Page text entries
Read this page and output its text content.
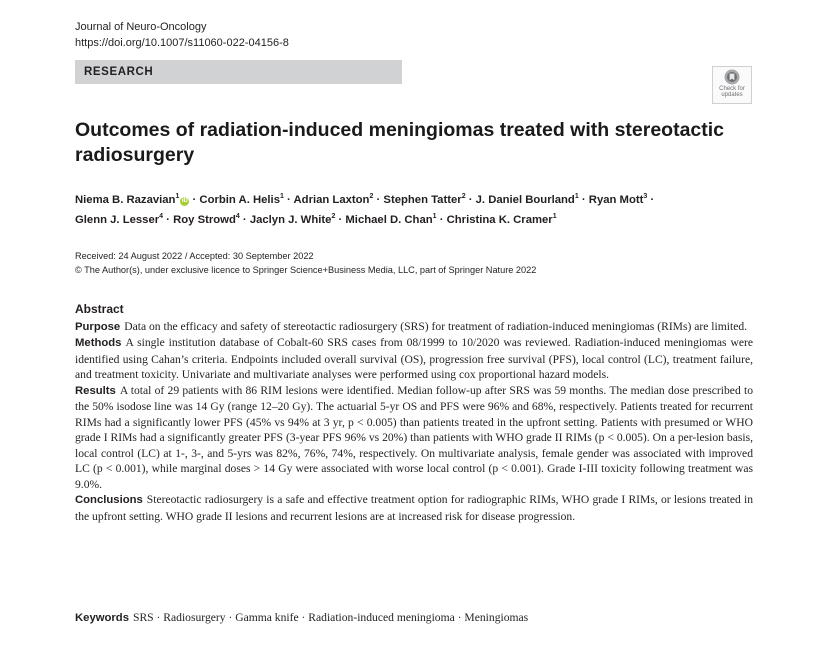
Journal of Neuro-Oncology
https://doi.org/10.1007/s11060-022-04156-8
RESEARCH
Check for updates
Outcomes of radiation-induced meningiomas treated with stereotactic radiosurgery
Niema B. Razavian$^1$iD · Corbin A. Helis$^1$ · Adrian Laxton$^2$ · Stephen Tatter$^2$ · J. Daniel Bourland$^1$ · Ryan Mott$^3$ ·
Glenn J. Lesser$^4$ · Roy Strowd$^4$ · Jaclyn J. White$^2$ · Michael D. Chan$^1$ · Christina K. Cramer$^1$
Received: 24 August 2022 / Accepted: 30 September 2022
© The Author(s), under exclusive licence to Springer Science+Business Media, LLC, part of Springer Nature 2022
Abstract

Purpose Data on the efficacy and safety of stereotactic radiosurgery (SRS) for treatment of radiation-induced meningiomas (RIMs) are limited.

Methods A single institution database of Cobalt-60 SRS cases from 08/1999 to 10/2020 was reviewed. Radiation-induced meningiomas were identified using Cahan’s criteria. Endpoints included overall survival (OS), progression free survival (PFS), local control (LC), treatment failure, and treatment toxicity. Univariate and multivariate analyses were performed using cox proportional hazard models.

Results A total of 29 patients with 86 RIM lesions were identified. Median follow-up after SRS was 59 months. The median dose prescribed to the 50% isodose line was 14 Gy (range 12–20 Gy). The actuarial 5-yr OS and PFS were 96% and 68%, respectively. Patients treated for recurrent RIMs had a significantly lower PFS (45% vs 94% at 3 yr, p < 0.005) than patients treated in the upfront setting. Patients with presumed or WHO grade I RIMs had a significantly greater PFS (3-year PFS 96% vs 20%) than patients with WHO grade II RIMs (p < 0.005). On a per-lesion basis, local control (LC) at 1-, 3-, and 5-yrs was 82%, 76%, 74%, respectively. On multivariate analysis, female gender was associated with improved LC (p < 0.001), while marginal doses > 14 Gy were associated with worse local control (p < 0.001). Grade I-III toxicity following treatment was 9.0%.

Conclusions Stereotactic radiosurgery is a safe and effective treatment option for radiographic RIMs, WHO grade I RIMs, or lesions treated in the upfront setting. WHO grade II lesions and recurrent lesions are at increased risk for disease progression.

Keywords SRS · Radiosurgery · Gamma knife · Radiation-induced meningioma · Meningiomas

What is expected → Without the pictures, give back the entries exactly.

Answer space →
Read this page and output its text content.
Journal of Neuro-Oncology
https://doi.org/10.1007/s11060-022-04156-8
RESEARCH
Check for updates
Outcomes of radiation-induced meningiomas treated with stereotactic radiosurgery
Niema B. Razavian$^1$iD · Corbin A. Helis$^1$ · Adrian Laxton$^2$ · Stephen Tatter$^2$ · J. Daniel Bourland$^1$ · Ryan Mott$^3$ ·
Glenn J. Lesser$^4$ · Roy Strowd$^4$ · Jaclyn J. White$^2$ · Michael D. Chan$^1$ · Christina K. Cramer$^1$
Received: 24 August 2022 / Accepted: 30 September 2022
© The Author(s), under exclusive licence to Springer Science+Business Media, LLC, part of Springer Nature 2022
Abstract

Purpose Data on the efficacy and safety of stereotactic radiosurgery (SRS) for treatment of radiation-induced meningiomas (RIMs) are limited.

Methods A single institution database of Cobalt-60 SRS cases from 08/1999 to 10/2020 was reviewed. Radiation-induced meningiomas were identified using Cahan’s criteria. Endpoints included overall survival (OS), progression free survival (PFS), local control (LC), treatment failure, and treatment toxicity. Univariate and multivariate analyses were performed using cox proportional hazard models.

Results A total of 29 patients with 86 RIM lesions were identified. Median follow-up after SRS was 59 months. The median dose prescribed to the 50% isodose line was 14 Gy (range 12–20 Gy). The actuarial 5-yr OS and PFS were 96% and 68%, respectively. Patients treated for recurrent RIMs had a significantly lower PFS (45% vs 94% at 3 yr, p < 0.005) than patients treated in the upfront setting. Patients with presumed or WHO grade I RIMs had a significantly greater PFS (3-year PFS 96% vs 20%) than patients with WHO grade II RIMs (p < 0.005). On a per-lesion basis, local control (LC) at 1-, 3-, and 5-yrs was 82%, 76%, 74%, respectively. On multivariate analysis, female gender was associated with improved LC (p < 0.001), while marginal doses > 14 Gy were associated with worse local control (p < 0.001). Grade I-III toxicity following treatment was 9.0%.

Conclusions Stereotactic radiosurgery is a safe and effective treatment option for radiographic RIMs, WHO grade I RIMs, or lesions treated in the upfront setting. WHO grade II lesions and recurrent lesions are at increased risk for disease progression.

Keywords SRS · Radiosurgery · Gamma knife · Radiation-induced meningioma · Meningiomas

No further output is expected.